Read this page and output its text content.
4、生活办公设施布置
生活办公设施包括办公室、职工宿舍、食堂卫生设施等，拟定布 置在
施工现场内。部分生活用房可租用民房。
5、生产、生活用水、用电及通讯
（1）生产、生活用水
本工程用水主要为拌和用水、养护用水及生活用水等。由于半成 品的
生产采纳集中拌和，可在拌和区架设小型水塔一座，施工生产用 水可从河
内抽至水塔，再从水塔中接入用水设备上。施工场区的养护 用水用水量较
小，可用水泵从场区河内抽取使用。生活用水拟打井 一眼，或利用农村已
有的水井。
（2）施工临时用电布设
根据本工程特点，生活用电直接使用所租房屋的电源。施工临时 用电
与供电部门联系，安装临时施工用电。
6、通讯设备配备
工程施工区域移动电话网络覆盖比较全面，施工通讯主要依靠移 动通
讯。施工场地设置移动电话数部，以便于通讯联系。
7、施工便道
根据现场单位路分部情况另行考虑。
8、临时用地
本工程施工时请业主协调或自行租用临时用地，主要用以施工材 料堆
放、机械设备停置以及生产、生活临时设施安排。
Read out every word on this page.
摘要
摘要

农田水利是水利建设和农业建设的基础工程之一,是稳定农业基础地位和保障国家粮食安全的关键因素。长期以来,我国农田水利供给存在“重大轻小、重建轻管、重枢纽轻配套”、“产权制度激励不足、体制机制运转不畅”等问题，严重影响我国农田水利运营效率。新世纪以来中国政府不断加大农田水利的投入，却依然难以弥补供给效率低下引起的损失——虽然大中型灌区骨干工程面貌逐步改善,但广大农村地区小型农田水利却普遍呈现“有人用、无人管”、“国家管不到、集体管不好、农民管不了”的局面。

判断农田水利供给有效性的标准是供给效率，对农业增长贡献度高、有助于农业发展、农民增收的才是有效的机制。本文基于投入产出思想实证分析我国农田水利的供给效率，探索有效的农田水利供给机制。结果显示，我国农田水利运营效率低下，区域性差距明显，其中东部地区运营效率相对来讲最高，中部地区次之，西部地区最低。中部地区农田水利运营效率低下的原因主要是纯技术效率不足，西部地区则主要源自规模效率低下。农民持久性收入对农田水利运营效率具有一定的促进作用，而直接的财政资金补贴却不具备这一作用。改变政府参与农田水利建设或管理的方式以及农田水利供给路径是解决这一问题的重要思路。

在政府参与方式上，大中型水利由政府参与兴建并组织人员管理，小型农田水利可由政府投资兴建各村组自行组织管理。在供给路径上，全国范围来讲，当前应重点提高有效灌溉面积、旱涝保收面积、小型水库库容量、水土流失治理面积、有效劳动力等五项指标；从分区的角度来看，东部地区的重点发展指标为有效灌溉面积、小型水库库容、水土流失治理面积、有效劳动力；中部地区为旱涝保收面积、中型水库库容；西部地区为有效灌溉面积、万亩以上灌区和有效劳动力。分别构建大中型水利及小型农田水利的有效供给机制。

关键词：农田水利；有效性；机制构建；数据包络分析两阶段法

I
================
* [TASK PROMPT] In the records above, locate the line that contains "Read out every word on this page.". Repeat it and every line after it, exactly, and nothing else.

* [TASK ANSWER]
Read out every word on this page.
摘要
摘要

农田水利是水利建设和农业建设的基础工程之一,是稳定农业基础地位和保障国家粮食安全的关键因素。长期以来,我国农田水利供给存在“重大轻小、重建轻管、重枢纽轻配套”、“产权制度激励不足、体制机制运转不畅”等问题，严重影响我国农田水利运营效率。新世纪以来中国政府不断加大农田水利的投入，却依然难以弥补供给效率低下引起的损失——虽然大中型灌区骨干工程面貌逐步改善,但广大农村地区小型农田水利却普遍呈现“有人用、无人管”、“国家管不到、集体管不好、农民管不了”的局面。

判断农田水利供给有效性的标准是供给效率，对农业增长贡献度高、有助于农业发展、农民增收的才是有效的机制。本文基于投入产出思想实证分析我国农田水利的供给效率，探索有效的农田水利供给机制。结果显示，我国农田水利运营效率低下，区域性差距明显，其中东部地区运营效率相对来讲最高，中部地区次之，西部地区最低。中部地区农田水利运营效率低下的原因主要是纯技术效率不足，西部地区则主要源自规模效率低下。农民持久性收入对农田水利运营效率具有一定的促进作用，而直接的财政资金补贴却不具备这一作用。改变政府参与农田水利建设或管理的方式以及农田水利供给路径是解决这一问题的重要思路。

在政府参与方式上，大中型水利由政府参与兴建并组织人员管理，小型农田水利可由政府投资兴建各村组自行组织管理。在供给路径上，全国范围来讲，当前应重点提高有效灌溉面积、旱涝保收面积、小型水库库容量、水土流失治理面积、有效劳动力等五项指标；从分区的角度来看，东部地区的重点发展指标为有效灌溉面积、小型水库库容、水土流失治理面积、有效劳动力；中部地区为旱涝保收面积、中型水库库容；西部地区为有效灌溉面积、万亩以上灌区和有效劳动力。分别构建大中型水利及小型农田水利的有效供给机制。

关键词：农田水利；有效性；机制构建；数据包络分析两阶段法

I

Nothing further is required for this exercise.